Task description - Reproduce the material below line for line, changing nothing.

Task data -
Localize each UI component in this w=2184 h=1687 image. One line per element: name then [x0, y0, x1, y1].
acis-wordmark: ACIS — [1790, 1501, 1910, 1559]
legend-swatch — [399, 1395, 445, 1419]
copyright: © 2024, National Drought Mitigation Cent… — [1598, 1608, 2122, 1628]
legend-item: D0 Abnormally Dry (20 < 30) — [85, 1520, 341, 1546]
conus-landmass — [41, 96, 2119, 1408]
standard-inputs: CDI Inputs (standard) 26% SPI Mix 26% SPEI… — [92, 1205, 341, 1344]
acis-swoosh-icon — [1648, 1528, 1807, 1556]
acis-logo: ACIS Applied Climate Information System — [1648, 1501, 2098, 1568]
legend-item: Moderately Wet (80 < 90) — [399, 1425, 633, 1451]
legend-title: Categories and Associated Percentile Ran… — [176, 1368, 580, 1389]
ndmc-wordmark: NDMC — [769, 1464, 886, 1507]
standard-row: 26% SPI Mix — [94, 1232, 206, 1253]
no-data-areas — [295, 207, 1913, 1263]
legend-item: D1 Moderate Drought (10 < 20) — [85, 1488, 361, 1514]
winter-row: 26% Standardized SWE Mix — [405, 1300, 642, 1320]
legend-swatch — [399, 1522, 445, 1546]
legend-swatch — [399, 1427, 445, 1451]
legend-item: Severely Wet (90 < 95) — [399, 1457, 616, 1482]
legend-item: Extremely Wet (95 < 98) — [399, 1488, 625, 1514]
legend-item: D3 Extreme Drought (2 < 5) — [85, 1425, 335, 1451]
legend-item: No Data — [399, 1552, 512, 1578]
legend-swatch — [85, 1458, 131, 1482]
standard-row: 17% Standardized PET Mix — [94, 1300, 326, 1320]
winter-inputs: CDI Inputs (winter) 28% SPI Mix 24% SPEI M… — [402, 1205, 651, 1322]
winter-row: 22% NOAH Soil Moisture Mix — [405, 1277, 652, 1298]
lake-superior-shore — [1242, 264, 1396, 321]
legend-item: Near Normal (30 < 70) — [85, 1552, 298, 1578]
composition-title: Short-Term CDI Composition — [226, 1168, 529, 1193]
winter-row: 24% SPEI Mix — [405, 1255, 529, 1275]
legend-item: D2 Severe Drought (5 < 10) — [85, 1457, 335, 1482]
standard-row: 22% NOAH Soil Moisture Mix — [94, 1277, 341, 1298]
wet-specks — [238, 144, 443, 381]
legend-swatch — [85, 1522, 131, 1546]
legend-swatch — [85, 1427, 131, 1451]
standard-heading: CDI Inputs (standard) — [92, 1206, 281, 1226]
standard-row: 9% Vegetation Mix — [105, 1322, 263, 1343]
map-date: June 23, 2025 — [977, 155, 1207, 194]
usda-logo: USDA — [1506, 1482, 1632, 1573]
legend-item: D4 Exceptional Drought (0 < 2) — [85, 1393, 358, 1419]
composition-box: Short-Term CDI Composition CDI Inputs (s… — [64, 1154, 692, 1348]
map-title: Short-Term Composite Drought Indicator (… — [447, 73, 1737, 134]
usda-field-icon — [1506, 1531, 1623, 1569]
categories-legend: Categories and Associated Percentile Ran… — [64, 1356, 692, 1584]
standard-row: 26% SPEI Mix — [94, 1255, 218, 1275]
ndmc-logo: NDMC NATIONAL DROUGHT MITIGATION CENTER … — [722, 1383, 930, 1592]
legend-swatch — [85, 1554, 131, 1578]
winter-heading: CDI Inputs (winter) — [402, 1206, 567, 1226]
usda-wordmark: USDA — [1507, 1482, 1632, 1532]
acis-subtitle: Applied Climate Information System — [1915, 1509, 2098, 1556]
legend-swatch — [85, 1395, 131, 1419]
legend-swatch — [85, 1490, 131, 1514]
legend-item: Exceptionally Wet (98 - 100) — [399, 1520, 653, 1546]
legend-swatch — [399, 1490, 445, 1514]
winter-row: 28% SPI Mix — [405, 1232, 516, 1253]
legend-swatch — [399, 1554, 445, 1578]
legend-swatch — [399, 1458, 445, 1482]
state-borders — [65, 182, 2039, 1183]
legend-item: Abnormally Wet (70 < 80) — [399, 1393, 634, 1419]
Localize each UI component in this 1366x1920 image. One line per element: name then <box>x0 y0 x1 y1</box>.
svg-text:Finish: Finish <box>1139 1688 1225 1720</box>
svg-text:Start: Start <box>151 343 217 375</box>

Problem solution -
Localize each UI component in this w=2184 h=1687 image. One line per element: name then [x0, y0, x1, y1].
acis-wordmark: ACIS — [1790, 1501, 1910, 1559]
legend-swatch — [399, 1395, 445, 1419]
copyright: © 2024, National Drought Mitigation Cent… — [1598, 1608, 2122, 1628]
legend-item: D0 Abnormally Dry (20 < 30) — [85, 1520, 341, 1546]
conus-landmass — [41, 96, 2119, 1408]
standard-inputs: CDI Inputs (standard) 26% SPI Mix 26% SPEI… — [92, 1205, 341, 1344]
acis-swoosh-icon — [1648, 1528, 1807, 1556]
acis-logo: ACIS Applied Climate Information System — [1648, 1501, 2098, 1568]
legend-item: Moderately Wet (80 < 90) — [399, 1425, 633, 1451]
legend-title: Categories and Associated Percentile Ran… — [176, 1368, 580, 1389]
ndmc-wordmark: NDMC — [769, 1464, 886, 1507]
standard-row: 26% SPI Mix — [94, 1232, 206, 1253]
no-data-areas — [295, 207, 1913, 1263]
legend-item: D1 Moderate Drought (10 < 20) — [85, 1488, 361, 1514]
winter-row: 26% Standardized SWE Mix — [405, 1300, 642, 1320]
legend-swatch — [399, 1522, 445, 1546]
legend-swatch — [399, 1427, 445, 1451]
legend-item: Severely Wet (90 < 95) — [399, 1457, 616, 1482]
legend-item: Extremely Wet (95 < 98) — [399, 1488, 625, 1514]
legend-item: D3 Extreme Drought (2 < 5) — [85, 1425, 335, 1451]
legend-item: No Data — [399, 1552, 512, 1578]
legend-swatch — [85, 1458, 131, 1482]
standard-row: 17% Standardized PET Mix — [94, 1300, 326, 1320]
winter-inputs: CDI Inputs (winter) 28% SPI Mix 24% SPEI M… — [402, 1205, 651, 1322]
winter-row: 22% NOAH Soil Moisture Mix — [405, 1277, 652, 1298]
lake-superior-shore — [1242, 264, 1396, 321]
legend-item: Near Normal (30 < 70) — [85, 1552, 298, 1578]
composition-title: Short-Term CDI Composition — [226, 1168, 529, 1193]
winter-row: 24% SPEI Mix — [405, 1255, 529, 1275]
legend-item: D2 Severe Drought (5 < 10) — [85, 1457, 335, 1482]
standard-row: 22% NOAH Soil Moisture Mix — [94, 1277, 341, 1298]
wet-specks — [238, 144, 443, 381]
legend-swatch — [85, 1522, 131, 1546]
legend-swatch — [85, 1427, 131, 1451]
standard-heading: CDI Inputs (standard) — [92, 1206, 281, 1226]
standard-row: 9% Vegetation Mix — [105, 1322, 263, 1343]
map-date: June 23, 2025 — [977, 155, 1207, 194]
usda-logo: USDA — [1506, 1482, 1632, 1573]
legend-item: D4 Exceptional Drought (0 < 2) — [85, 1393, 358, 1419]
composition-box: Short-Term CDI Composition CDI Inputs (s… — [64, 1154, 692, 1348]
map-title: Short-Term Composite Drought Indicator (… — [447, 73, 1737, 134]
usda-field-icon — [1506, 1531, 1623, 1569]
categories-legend: Categories and Associated Percentile Ran… — [64, 1356, 692, 1584]
standard-row: 26% SPEI Mix — [94, 1255, 218, 1275]
ndmc-logo: NDMC NATIONAL DROUGHT MITIGATION CENTER … — [722, 1383, 930, 1592]
legend-swatch — [85, 1554, 131, 1578]
winter-heading: CDI Inputs (winter) — [402, 1206, 567, 1226]
usda-wordmark: USDA — [1507, 1482, 1632, 1532]
acis-subtitle: Applied Climate Information System — [1915, 1509, 2098, 1556]
legend-swatch — [85, 1395, 131, 1419]
legend-swatch — [85, 1490, 131, 1514]
legend-item: Exceptionally Wet (98 - 100) — [399, 1520, 653, 1546]
legend-swatch — [399, 1490, 445, 1514]
winter-row: 28% SPI Mix — [405, 1232, 516, 1253]
legend-swatch — [399, 1554, 445, 1578]
legend-swatch — [399, 1458, 445, 1482]
state-borders — [65, 182, 2039, 1183]
legend-item: Abnormally Wet (70 < 80) — [399, 1393, 634, 1419]
Localize each UI component in this 1366x1920 image. One line per element: name then <box>x0 y0 x1 y1</box>.
svg-text:Finish: Finish <box>1139 1688 1225 1720</box>
svg-text:Start: Start <box>151 343 217 375</box>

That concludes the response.